[Items from a data source]

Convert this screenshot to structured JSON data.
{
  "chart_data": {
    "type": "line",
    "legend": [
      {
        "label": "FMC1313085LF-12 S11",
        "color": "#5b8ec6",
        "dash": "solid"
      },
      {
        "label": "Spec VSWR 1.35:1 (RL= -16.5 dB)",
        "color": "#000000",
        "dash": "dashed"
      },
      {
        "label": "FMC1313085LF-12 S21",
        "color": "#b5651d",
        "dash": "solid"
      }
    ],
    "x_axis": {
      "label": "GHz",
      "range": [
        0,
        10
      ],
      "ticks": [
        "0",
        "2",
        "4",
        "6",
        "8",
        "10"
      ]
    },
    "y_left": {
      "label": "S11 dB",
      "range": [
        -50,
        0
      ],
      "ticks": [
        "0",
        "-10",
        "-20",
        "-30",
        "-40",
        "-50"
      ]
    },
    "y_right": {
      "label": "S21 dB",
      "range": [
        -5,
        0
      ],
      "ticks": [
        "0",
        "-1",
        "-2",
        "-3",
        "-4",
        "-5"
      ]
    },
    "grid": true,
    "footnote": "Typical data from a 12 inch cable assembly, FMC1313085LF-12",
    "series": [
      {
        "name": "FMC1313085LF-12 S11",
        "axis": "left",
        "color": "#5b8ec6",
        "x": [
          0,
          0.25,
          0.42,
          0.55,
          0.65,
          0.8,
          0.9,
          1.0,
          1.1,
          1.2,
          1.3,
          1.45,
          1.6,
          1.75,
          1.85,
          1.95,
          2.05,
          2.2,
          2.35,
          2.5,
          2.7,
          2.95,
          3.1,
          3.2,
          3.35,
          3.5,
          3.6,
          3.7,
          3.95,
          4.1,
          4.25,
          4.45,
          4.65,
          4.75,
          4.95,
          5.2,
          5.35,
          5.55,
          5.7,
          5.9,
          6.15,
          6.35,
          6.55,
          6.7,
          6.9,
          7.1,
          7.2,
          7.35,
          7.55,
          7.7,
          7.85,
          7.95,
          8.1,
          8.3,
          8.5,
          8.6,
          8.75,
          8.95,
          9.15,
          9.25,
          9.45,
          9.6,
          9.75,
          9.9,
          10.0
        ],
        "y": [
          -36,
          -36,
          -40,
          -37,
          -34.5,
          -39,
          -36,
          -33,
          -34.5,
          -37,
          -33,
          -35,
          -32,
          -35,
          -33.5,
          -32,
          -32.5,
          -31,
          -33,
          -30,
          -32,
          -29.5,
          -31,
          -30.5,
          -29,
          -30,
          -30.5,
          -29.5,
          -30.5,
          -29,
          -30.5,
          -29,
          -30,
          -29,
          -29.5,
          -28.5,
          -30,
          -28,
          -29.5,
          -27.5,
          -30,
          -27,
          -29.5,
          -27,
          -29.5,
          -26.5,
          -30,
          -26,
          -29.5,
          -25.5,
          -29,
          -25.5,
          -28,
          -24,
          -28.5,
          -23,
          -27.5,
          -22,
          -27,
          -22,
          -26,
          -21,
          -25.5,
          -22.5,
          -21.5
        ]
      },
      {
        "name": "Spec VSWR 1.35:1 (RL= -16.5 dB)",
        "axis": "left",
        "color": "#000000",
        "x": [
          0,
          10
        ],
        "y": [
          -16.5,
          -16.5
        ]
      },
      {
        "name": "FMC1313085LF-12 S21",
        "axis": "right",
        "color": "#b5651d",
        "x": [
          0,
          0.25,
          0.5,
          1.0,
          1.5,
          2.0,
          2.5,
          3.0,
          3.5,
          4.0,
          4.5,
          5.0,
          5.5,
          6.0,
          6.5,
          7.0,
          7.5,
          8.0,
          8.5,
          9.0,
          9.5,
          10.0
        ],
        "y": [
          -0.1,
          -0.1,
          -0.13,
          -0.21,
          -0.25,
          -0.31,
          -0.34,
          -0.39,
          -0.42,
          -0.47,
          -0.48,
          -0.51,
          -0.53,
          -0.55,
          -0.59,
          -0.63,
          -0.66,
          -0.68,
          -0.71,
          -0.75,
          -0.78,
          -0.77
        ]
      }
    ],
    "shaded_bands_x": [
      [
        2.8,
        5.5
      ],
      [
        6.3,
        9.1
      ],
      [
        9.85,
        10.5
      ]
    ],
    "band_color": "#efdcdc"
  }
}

# [STATED TASK]
Extract all the material, leaving every line as it is.

# [SOLUTION FOR THIS EXERCISE]
Convert this screenshot to structured JSON data.
{
  "chart_data": {
    "type": "line",
    "legend": [
      {
        "label": "FMC1313085LF-12 S11",
        "color": "#5b8ec6",
        "dash": "solid"
      },
      {
        "label": "Spec VSWR 1.35:1 (RL= -16.5 dB)",
        "color": "#000000",
        "dash": "dashed"
      },
      {
        "label": "FMC1313085LF-12 S21",
        "color": "#b5651d",
        "dash": "solid"
      }
    ],
    "x_axis": {
      "label": "GHz",
      "range": [
        0,
        10
      ],
      "ticks": [
        "0",
        "2",
        "4",
        "6",
        "8",
        "10"
      ]
    },
    "y_left": {
      "label": "S11 dB",
      "range": [
        -50,
        0
      ],
      "ticks": [
        "0",
        "-10",
        "-20",
        "-30",
        "-40",
        "-50"
      ]
    },
    "y_right": {
      "label": "S21 dB",
      "range": [
        -5,
        0
      ],
      "ticks": [
        "0",
        "-1",
        "-2",
        "-3",
        "-4",
        "-5"
      ]
    },
    "grid": true,
    "footnote": "Typical data from a 12 inch cable assembly, FMC1313085LF-12",
    "series": [
      {
        "name": "FMC1313085LF-12 S11",
        "axis": "left",
        "color": "#5b8ec6",
        "x": [
          0,
          0.25,
          0.42,
          0.55,
          0.65,
          0.8,
          0.9,
          1.0,
          1.1,
          1.2,
          1.3,
          1.45,
          1.6,
          1.75,
          1.85,
          1.95,
          2.05,
          2.2,
          2.35,
          2.5,
          2.7,
          2.95,
          3.1,
          3.2,
          3.35,
          3.5,
          3.6,
          3.7,
          3.95,
          4.1,
          4.25,
          4.45,
          4.65,
          4.75,
          4.95,
          5.2,
          5.35,
          5.55,
          5.7,
          5.9,
          6.15,
          6.35,
          6.55,
          6.7,
          6.9,
          7.1,
          7.2,
          7.35,
          7.55,
          7.7,
          7.85,
          7.95,
          8.1,
          8.3,
          8.5,
          8.6,
          8.75,
          8.95,
          9.15,
          9.25,
          9.45,
          9.6,
          9.75,
          9.9,
          10.0
        ],
        "y": [
          -36,
          -36,
          -40,
          -37,
          -34.5,
          -39,
          -36,
          -33,
          -34.5,
          -37,
          -33,
          -35,
          -32,
          -35,
          -33.5,
          -32,
          -32.5,
          -31,
          -33,
          -30,
          -32,
          -29.5,
          -31,
          -30.5,
          -29,
          -30,
          -30.5,
          -29.5,
          -30.5,
          -29,
          -30.5,
          -29,
          -30,
          -29,
          -29.5,
          -28.5,
          -30,
          -28,
          -29.5,
          -27.5,
          -30,
          -27,
          -29.5,
          -27,
          -29.5,
          -26.5,
          -30,
          -26,
          -29.5,
          -25.5,
          -29,
          -25.5,
          -28,
          -24,
          -28.5,
          -23,
          -27.5,
          -22,
          -27,
          -22,
          -26,
          -21,
          -25.5,
          -22.5,
          -21.5
        ]
      },
      {
        "name": "Spec VSWR 1.35:1 (RL= -16.5 dB)",
        "axis": "left",
        "color": "#000000",
        "x": [
          0,
          10
        ],
        "y": [
          -16.5,
          -16.5
        ]
      },
      {
        "name": "FMC1313085LF-12 S21",
        "axis": "right",
        "color": "#b5651d",
        "x": [
          0,
          0.25,
          0.5,
          1.0,
          1.5,
          2.0,
          2.5,
          3.0,
          3.5,
          4.0,
          4.5,
          5.0,
          5.5,
          6.0,
          6.5,
          7.0,
          7.5,
          8.0,
          8.5,
          9.0,
          9.5,
          10.0
        ],
        "y": [
          -0.1,
          -0.1,
          -0.13,
          -0.21,
          -0.25,
          -0.31,
          -0.34,
          -0.39,
          -0.42,
          -0.47,
          -0.48,
          -0.51,
          -0.53,
          -0.55,
          -0.59,
          -0.63,
          -0.66,
          -0.68,
          -0.71,
          -0.75,
          -0.78,
          -0.77
        ]
      }
    ],
    "shaded_bands_x": [
      [
        2.8,
        5.5
      ],
      [
        6.3,
        9.1
      ],
      [
        9.85,
        10.5
      ]
    ],
    "band_color": "#efdcdc"
  }
}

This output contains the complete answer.